== SET PROBLEM ==
Each entry should be quoted word for word, including every mark of punctuation.

[Begin EXERCISE DATA]

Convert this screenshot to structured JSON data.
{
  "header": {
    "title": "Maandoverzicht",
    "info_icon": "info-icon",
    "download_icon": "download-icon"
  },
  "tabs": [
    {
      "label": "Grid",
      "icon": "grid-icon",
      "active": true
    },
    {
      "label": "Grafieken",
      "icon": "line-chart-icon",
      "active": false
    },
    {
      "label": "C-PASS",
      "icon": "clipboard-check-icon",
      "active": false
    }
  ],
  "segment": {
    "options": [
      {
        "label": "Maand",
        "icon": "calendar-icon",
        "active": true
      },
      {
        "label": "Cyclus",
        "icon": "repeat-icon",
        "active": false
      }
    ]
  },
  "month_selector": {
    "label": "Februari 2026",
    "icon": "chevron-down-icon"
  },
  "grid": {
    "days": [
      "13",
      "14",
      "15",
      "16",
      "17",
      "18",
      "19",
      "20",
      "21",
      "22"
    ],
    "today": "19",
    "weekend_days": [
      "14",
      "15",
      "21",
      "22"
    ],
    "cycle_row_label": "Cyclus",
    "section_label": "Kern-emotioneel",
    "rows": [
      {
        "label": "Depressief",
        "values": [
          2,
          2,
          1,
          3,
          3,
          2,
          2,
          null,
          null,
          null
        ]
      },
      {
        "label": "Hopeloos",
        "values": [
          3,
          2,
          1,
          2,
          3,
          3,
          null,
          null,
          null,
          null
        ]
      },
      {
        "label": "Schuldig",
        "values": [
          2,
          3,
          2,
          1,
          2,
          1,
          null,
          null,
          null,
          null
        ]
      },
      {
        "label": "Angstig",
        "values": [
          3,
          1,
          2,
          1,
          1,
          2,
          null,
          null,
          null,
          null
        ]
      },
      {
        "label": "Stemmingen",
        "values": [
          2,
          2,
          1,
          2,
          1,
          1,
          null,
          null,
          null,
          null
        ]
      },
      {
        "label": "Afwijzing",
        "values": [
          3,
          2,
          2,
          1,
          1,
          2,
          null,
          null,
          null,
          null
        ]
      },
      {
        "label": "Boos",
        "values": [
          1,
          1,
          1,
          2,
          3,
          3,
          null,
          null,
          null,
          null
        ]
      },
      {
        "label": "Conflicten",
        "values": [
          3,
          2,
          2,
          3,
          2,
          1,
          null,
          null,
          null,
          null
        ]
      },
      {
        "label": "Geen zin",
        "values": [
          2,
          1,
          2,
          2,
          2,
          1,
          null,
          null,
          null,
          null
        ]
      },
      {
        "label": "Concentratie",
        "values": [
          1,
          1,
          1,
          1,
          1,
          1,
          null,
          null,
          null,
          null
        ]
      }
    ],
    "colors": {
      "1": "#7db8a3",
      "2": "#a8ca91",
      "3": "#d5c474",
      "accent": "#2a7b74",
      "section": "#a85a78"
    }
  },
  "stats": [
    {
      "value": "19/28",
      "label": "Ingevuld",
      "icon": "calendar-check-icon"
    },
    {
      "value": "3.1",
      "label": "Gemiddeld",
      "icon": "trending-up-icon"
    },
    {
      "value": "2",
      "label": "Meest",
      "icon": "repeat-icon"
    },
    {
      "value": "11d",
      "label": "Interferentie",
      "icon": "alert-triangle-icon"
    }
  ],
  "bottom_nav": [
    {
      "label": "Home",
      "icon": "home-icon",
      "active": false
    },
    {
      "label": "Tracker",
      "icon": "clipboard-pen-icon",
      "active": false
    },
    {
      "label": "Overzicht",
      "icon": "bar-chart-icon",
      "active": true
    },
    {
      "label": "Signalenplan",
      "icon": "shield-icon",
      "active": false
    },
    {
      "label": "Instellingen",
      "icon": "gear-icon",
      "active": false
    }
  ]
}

[End EXERCISE DATA]

== EXERCISE SOLUTION ==
Convert this screenshot to structured JSON data.
{
  "header": {
    "title": "Maandoverzicht",
    "info_icon": "info-icon",
    "download_icon": "download-icon"
  },
  "tabs": [
    {
      "label": "Grid",
      "icon": "grid-icon",
      "active": true
    },
    {
      "label": "Grafieken",
      "icon": "line-chart-icon",
      "active": false
    },
    {
      "label": "C-PASS",
      "icon": "clipboard-check-icon",
      "active": false
    }
  ],
  "segment": {
    "options": [
      {
        "label": "Maand",
        "icon": "calendar-icon",
        "active": true
      },
      {
        "label": "Cyclus",
        "icon": "repeat-icon",
        "active": false
      }
    ]
  },
  "month_selector": {
    "label": "Februari 2026",
    "icon": "chevron-down-icon"
  },
  "grid": {
    "days": [
      "13",
      "14",
      "15",
      "16",
      "17",
      "18",
      "19",
      "20",
      "21",
      "22"
    ],
    "today": "19",
    "weekend_days": [
      "14",
      "15",
      "21",
      "22"
    ],
    "cycle_row_label": "Cyclus",
    "section_label": "Kern-emotioneel",
    "rows": [
      {
        "label": "Depressief",
        "values": [
          2,
          2,
          1,
          3,
          3,
          2,
          2,
          null,
          null,
          null
        ]
      },
      {
        "label": "Hopeloos",
        "values": [
          3,
          2,
          1,
          2,
          3,
          3,
          null,
          null,
          null,
          null
        ]
      },
      {
        "label": "Schuldig",
        "values": [
          2,
          3,
          2,
          1,
          2,
          1,
          null,
          null,
          null,
          null
        ]
      },
      {
        "label": "Angstig",
        "values": [
          3,
          1,
          2,
          1,
          1,
          2,
          null,
          null,
          null,
          null
        ]
      },
      {
        "label": "Stemmingen",
        "values": [
          2,
          2,
          1,
          2,
          1,
          1,
          null,
          null,
          null,
          null
        ]
      },
      {
        "label": "Afwijzing",
        "values": [
          3,
          2,
          2,
          1,
          1,
          2,
          null,
          null,
          null,
          null
        ]
      },
      {
        "label": "Boos",
        "values": [
          1,
          1,
          1,
          2,
          3,
          3,
          null,
          null,
          null,
          null
        ]
      },
      {
        "label": "Conflicten",
        "values": [
          3,
          2,
          2,
          3,
          2,
          1,
          null,
          null,
          null,
          null
        ]
      },
      {
        "label": "Geen zin",
        "values": [
          2,
          1,
          2,
          2,
          2,
          1,
          null,
          null,
          null,
          null
        ]
      },
      {
        "label": "Concentratie",
        "values": [
          1,
          1,
          1,
          1,
          1,
          1,
          null,
          null,
          null,
          null
        ]
      }
    ],
    "colors": {
      "1": "#7db8a3",
      "2": "#a8ca91",
      "3": "#d5c474",
      "accent": "#2a7b74",
      "section": "#a85a78"
    }
  },
  "stats": [
    {
      "value": "19/28",
      "label": "Ingevuld",
      "icon": "calendar-check-icon"
    },
    {
      "value": "3.1",
      "label": "Gemiddeld",
      "icon": "trending-up-icon"
    },
    {
      "value": "2",
      "label": "Meest",
      "icon": "repeat-icon"
    },
    {
      "value": "11d",
      "label": "Interferentie",
      "icon": "alert-triangle-icon"
    }
  ],
  "bottom_nav": [
    {
      "label": "Home",
      "icon": "home-icon",
      "active": false
    },
    {
      "label": "Tracker",
      "icon": "clipboard-pen-icon",
      "active": false
    },
    {
      "label": "Overzicht",
      "icon": "bar-chart-icon",
      "active": true
    },
    {
      "label": "Signalenplan",
      "icon": "shield-icon",
      "active": false
    },
    {
      "label": "Instellingen",
      "icon": "gear-icon",
      "active": false
    }
  ]
}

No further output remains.